Segment Start: Given data

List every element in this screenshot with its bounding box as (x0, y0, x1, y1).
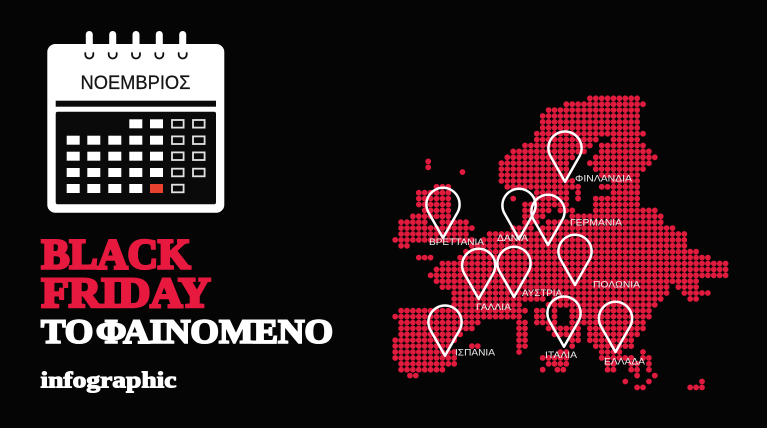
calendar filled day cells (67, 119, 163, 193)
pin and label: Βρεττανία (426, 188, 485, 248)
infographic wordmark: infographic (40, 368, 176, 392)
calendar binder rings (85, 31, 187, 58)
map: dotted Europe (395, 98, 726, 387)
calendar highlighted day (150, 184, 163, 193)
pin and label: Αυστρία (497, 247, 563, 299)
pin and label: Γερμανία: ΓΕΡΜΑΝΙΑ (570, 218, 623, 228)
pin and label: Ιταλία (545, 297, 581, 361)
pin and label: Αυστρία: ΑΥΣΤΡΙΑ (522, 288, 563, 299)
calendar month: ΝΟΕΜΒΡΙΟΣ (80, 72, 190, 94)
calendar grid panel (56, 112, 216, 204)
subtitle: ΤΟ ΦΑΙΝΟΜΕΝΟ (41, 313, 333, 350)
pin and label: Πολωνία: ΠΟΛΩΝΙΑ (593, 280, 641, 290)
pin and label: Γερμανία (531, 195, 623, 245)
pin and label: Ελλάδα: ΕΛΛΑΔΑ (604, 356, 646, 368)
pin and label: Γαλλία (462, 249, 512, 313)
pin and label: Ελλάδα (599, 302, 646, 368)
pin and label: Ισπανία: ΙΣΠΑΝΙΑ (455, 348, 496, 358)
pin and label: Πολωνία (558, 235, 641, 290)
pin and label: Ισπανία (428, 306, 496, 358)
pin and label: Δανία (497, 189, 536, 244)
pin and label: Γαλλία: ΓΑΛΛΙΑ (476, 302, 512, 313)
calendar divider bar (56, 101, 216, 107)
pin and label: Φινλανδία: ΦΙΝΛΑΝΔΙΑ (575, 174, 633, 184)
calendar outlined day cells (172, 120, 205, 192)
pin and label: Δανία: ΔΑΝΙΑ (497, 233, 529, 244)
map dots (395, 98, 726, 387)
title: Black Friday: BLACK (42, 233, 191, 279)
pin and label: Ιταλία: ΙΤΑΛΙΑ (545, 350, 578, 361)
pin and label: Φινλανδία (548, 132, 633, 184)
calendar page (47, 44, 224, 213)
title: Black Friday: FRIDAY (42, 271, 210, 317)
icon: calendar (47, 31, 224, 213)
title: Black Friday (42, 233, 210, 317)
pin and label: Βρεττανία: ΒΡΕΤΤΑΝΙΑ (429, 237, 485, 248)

Segment End: Given data

* **How to complete this task**
Using the records above, report each line with the string "calendar".

* **Result**
calendar filled day cells (67, 119, 163, 193)
calendar binder rings (85, 31, 187, 58)
calendar highlighted day (150, 184, 163, 193)
calendar month: ΝΟΕΜΒΡΙΟΣ (80, 72, 190, 94)
calendar grid panel (56, 112, 216, 204)
calendar divider bar (56, 101, 216, 107)
calendar outlined day cells (172, 120, 205, 192)
calendar page (47, 44, 224, 213)
icon: calendar (47, 31, 224, 213)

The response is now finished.